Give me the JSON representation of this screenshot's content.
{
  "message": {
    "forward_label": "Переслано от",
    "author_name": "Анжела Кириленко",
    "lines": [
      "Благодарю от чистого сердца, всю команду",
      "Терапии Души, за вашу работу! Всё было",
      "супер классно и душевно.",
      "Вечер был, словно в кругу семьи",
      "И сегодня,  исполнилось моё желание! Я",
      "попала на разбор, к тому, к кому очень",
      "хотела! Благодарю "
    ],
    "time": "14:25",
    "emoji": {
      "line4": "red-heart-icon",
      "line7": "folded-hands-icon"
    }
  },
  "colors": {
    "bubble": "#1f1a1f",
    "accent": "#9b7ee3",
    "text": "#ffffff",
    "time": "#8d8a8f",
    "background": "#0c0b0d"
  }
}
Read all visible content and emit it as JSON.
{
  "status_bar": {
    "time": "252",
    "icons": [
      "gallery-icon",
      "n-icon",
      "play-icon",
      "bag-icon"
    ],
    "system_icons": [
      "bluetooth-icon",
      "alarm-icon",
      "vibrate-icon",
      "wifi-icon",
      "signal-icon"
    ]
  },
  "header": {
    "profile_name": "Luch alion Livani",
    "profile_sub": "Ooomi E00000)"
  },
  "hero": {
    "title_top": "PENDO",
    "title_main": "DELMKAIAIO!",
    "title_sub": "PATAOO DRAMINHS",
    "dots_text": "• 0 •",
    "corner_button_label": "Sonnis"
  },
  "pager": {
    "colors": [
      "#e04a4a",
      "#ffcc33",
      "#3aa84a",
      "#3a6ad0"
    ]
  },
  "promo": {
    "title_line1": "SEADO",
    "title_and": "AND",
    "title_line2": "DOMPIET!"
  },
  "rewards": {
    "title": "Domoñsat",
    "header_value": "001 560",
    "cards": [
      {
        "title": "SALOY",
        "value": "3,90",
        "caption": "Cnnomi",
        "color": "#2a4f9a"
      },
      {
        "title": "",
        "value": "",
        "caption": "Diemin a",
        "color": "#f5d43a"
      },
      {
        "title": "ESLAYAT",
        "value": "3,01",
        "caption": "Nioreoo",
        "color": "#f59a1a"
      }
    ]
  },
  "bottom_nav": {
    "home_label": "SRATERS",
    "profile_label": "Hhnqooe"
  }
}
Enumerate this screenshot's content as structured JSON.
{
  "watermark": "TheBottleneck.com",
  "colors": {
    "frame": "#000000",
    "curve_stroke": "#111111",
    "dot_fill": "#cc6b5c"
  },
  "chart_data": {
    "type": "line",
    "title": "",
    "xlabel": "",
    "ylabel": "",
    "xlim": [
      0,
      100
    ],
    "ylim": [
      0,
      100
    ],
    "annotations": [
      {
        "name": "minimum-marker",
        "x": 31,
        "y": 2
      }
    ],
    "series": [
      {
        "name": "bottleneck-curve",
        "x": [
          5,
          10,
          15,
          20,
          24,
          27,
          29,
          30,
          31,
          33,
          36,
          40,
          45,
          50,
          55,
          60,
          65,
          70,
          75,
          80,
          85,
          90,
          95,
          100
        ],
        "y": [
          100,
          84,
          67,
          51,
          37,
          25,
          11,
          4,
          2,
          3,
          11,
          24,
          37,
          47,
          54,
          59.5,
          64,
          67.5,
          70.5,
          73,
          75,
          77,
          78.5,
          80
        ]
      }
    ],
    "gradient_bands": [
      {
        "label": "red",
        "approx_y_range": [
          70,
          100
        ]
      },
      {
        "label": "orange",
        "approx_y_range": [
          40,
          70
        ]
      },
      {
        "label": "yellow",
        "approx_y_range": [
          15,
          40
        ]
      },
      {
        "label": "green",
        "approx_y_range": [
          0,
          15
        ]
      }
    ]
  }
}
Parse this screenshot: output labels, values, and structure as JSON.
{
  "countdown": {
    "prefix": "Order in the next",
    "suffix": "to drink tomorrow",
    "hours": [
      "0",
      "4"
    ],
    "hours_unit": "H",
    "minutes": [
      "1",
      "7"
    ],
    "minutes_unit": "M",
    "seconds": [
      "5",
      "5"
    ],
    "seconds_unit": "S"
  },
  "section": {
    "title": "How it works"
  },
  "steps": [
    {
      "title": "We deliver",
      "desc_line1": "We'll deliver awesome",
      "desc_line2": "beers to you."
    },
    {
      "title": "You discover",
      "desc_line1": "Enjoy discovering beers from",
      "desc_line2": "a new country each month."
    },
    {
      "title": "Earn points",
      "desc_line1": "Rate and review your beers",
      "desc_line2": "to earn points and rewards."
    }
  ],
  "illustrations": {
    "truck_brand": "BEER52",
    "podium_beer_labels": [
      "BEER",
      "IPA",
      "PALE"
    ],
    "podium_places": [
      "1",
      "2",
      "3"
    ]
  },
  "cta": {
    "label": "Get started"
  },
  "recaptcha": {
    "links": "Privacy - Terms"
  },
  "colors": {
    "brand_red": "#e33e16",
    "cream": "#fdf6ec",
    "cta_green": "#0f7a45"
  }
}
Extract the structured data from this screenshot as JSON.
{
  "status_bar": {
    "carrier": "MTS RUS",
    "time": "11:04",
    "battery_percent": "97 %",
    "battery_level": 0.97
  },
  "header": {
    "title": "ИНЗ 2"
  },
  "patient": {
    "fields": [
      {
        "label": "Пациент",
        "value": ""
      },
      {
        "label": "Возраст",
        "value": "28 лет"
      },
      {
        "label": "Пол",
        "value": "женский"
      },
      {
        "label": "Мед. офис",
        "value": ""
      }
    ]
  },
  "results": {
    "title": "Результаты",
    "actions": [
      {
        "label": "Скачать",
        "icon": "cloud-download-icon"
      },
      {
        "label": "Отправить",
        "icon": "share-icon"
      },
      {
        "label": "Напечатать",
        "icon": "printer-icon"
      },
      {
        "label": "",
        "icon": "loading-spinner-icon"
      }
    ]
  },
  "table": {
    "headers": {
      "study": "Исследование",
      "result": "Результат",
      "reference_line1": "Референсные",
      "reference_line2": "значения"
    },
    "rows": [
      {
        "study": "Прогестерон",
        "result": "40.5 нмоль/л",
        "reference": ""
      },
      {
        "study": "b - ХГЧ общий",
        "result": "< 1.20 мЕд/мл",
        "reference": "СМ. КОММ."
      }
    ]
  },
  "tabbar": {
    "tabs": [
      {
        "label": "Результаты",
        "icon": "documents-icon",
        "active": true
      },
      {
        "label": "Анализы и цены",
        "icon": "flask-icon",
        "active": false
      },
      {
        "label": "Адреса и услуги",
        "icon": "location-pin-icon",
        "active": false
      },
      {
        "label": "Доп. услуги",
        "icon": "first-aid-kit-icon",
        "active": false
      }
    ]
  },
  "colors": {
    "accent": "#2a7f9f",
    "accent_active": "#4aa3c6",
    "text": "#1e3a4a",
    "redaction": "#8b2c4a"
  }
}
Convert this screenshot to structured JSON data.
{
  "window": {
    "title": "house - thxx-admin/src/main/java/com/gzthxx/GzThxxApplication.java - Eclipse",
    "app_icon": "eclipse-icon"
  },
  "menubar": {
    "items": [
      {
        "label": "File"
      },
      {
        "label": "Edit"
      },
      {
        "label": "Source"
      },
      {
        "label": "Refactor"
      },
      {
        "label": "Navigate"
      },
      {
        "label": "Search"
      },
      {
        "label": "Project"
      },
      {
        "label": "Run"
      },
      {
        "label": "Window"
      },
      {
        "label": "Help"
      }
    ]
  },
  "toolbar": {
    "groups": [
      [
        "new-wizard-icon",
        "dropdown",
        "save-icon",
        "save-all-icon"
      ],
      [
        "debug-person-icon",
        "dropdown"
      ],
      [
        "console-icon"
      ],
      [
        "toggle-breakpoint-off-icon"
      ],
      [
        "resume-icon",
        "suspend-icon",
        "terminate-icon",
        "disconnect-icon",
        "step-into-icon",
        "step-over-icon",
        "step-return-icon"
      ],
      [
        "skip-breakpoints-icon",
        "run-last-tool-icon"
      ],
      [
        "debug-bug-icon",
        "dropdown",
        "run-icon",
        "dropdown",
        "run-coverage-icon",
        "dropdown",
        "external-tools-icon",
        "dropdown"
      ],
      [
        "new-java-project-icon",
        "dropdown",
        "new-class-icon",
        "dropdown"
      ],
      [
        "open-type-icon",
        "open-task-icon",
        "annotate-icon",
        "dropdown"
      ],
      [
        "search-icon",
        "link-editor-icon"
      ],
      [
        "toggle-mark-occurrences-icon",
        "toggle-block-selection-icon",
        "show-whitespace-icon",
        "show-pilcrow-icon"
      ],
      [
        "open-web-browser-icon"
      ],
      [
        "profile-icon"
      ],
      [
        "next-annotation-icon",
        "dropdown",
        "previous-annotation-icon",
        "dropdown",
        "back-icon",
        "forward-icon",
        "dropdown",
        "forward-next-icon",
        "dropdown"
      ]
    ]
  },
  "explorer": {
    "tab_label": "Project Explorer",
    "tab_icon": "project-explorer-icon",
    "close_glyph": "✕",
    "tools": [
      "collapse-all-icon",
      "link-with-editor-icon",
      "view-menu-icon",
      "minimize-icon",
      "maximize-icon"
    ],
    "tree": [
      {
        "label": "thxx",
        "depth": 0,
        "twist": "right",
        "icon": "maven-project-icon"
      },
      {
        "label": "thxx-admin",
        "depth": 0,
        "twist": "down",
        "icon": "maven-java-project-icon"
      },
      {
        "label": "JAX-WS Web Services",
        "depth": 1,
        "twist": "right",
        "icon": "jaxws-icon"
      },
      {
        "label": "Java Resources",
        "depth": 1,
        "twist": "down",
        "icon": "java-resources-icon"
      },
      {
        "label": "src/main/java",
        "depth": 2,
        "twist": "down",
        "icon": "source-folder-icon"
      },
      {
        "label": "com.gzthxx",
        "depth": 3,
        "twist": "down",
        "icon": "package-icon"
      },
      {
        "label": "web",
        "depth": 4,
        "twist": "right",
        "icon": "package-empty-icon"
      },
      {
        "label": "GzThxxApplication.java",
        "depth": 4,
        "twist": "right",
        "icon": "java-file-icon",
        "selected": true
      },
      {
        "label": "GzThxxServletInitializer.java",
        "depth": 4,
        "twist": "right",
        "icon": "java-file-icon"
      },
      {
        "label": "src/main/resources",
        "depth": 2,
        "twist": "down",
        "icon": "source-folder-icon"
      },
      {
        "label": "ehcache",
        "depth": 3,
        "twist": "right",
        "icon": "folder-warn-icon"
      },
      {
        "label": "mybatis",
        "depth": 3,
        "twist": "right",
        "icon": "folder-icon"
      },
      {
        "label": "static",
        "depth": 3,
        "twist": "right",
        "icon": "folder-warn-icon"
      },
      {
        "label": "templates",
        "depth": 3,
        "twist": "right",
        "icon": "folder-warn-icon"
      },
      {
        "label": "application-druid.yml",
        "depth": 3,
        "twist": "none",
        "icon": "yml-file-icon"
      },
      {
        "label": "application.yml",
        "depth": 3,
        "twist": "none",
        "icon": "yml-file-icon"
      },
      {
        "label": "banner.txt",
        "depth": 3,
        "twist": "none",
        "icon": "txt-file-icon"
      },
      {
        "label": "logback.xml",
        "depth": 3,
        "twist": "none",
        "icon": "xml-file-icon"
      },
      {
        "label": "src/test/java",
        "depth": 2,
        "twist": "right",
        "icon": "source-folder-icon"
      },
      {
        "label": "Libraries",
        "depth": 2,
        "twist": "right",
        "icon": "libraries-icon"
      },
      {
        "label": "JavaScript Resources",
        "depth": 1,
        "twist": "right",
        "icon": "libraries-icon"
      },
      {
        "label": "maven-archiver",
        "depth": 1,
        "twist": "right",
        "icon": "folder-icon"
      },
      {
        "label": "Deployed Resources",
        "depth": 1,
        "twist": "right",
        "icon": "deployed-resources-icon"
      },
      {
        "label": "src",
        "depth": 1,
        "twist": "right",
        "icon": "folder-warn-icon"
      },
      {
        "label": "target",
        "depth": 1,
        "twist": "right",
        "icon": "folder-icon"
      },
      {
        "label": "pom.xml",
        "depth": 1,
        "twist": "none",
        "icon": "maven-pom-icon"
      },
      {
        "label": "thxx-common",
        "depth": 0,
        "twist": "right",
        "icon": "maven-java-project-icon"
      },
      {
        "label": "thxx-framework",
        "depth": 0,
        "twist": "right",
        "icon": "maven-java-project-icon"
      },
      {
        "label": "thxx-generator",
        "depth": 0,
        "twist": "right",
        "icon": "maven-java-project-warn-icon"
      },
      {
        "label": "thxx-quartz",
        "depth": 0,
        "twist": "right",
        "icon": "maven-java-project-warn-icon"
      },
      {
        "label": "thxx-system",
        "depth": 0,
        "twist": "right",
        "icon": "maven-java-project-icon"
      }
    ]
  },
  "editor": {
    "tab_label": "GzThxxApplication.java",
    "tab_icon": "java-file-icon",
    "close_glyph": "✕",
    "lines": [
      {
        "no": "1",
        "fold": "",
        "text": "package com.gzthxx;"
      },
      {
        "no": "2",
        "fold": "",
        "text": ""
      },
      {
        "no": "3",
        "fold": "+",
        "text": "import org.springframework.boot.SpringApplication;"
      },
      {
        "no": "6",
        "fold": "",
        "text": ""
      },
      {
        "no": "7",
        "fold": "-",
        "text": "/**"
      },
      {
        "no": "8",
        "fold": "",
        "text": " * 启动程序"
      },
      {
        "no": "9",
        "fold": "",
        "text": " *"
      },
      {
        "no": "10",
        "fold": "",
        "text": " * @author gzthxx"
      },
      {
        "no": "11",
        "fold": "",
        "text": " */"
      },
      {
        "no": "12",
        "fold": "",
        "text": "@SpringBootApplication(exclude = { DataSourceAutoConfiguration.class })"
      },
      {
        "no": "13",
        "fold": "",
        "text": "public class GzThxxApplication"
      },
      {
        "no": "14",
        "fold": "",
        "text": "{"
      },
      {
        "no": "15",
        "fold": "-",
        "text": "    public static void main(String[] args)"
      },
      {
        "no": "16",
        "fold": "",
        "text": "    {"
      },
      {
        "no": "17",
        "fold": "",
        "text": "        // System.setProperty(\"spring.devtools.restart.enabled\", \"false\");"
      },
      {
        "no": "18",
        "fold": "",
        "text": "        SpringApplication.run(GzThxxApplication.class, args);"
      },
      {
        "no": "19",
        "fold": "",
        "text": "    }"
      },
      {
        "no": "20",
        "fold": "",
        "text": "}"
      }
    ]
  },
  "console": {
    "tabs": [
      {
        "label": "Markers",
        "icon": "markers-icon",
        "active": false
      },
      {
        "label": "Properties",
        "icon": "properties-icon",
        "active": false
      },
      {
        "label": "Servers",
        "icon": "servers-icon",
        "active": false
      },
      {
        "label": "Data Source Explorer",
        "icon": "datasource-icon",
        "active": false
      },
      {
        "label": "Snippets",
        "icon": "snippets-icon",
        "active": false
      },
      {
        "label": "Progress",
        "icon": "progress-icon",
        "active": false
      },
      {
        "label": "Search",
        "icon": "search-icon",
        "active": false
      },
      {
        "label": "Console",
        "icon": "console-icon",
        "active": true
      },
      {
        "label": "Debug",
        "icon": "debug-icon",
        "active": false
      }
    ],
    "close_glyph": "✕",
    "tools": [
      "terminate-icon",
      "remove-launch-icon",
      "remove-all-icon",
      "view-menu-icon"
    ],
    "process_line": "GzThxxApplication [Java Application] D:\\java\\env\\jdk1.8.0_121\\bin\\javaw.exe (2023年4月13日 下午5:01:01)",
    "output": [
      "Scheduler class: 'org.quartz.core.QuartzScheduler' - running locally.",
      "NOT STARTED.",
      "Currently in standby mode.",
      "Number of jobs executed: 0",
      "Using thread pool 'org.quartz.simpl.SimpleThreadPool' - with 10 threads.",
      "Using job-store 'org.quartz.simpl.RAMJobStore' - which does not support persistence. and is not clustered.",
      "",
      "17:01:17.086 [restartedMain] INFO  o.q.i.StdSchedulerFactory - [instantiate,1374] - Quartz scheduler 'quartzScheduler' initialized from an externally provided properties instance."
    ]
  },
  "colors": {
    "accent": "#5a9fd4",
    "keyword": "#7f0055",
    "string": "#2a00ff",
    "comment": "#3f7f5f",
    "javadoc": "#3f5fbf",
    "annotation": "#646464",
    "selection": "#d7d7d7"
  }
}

◆ ◆ ◆ ◆ ◆ ◆ ◆

§ Work instructions: Track down all lines above with the string "public" and copy them.

§ Result of this task:
        "text": "public class GzThxxApplication"
        "text": "    public static void main(String[] args)"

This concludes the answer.